▼
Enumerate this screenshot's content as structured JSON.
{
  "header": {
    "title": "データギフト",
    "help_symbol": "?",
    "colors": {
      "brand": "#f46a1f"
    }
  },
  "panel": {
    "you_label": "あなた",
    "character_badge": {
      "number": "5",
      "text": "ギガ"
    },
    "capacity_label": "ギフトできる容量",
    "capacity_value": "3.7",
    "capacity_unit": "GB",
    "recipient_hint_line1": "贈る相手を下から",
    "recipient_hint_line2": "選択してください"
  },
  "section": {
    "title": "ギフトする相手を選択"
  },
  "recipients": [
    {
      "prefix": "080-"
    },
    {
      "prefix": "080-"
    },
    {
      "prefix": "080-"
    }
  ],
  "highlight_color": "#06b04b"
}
▲
Exercise description: Write out the full set of records exactly as given.

Expected answer:
Enumerate this screenshot's content as structured JSON.
{
  "header": {
    "title": "データギフト",
    "help_symbol": "?",
    "colors": {
      "brand": "#f46a1f"
    }
  },
  "panel": {
    "you_label": "あなた",
    "character_badge": {
      "number": "5",
      "text": "ギガ"
    },
    "capacity_label": "ギフトできる容量",
    "capacity_value": "3.7",
    "capacity_unit": "GB",
    "recipient_hint_line1": "贈る相手を下から",
    "recipient_hint_line2": "選択してください"
  },
  "section": {
    "title": "ギフトする相手を選択"
  },
  "recipients": [
    {
      "prefix": "080-"
    },
    {
      "prefix": "080-"
    },
    {
      "prefix": "080-"
    }
  ],
  "highlight_color": "#06b04b"
}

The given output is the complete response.